Written request:
Please print the passage of the extracted text from "Batto’s article builds" up to and including "am not buying!", word for word.

Extracted text:
<<<<

I’ll gladly admit the truth: I’m not sure what these verses are directly referring to. But I find nothing in them that even remotely compares with the polytheistic myths mentioned in Batto.
Batto’s article builds to a pinnacle of absurdity when he asserts that we will be “enriched” by knowing that it is “Near 014Eastern myth” that lies behind the Gospel account of Jesus’ awakening to calm the stormy sea! Batto and the rest of the gods of modern intellectualism forbid that Jesus in fact had the divine power to do what the account says he did! They just explain it away as an influence from “Near Eastern myth.”
No, the shoe does not fit, Mr. Batto, and I, for one, am not buying!
Portland, Maine
The Tree Outside the Wall
Jane Dillenberger’s fine reading of Jan van Eyck’s and Sandro Botticelli’s depictions of the Annunciation (“Dual Impressions—Looking for style and Content in Christian Art,” BR 03:04) invited my eyes to study and understand better: to this end she nicely proved her point that “the more we know about art in general, and about [a] particular painting, the more accessible that painting becomes to our understanding.”
On several symbols, however, our eyes don’t agree. Professor Dillenberger notes that Botticelli places a “single, slender tree rising gracefully from the center of the walled-in area, and she observes that “[T]he enclosed garden is a traditional symbol of Mary’s virginity…”
Closer examination, however, shows that the tree is outside of this enclosure and not within it.
And the enclosure bears little resemblance to a garden; but it does bear a striking resemblance to the sepulchre in Hubert van Eyck’s “The Three Marys at the Sepulchre” (also attributed to Jan van Eyck), and to the tomb Jesus is stepping out of in “The Kildare Book of Hours” (Morgan MS M. 105, fol. 20).

>>>>

Dataset section:
<<<<

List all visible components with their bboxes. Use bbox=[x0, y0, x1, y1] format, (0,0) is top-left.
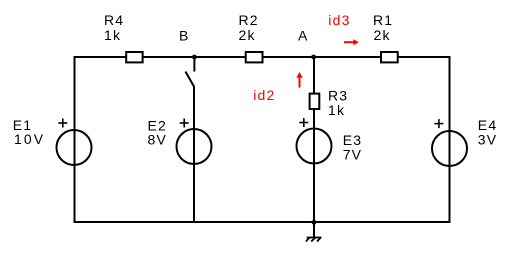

>>>>

Task output:
Batto’s article builds to a pinnacle of absurdity when he asserts that we will be “enriched” by knowing that it is “Near 014Eastern myth” that lies behind the Gospel account of Jesus’ awakening to calm the stormy sea! Batto and the rest of the gods of modern intellectualism forbid that Jesus in fact had the divine power to do what the account says he did! They just explain it away as an influence from “Near Eastern myth.”
No, the shoe does not fit, Mr. Batto, and I, for one, am not buying!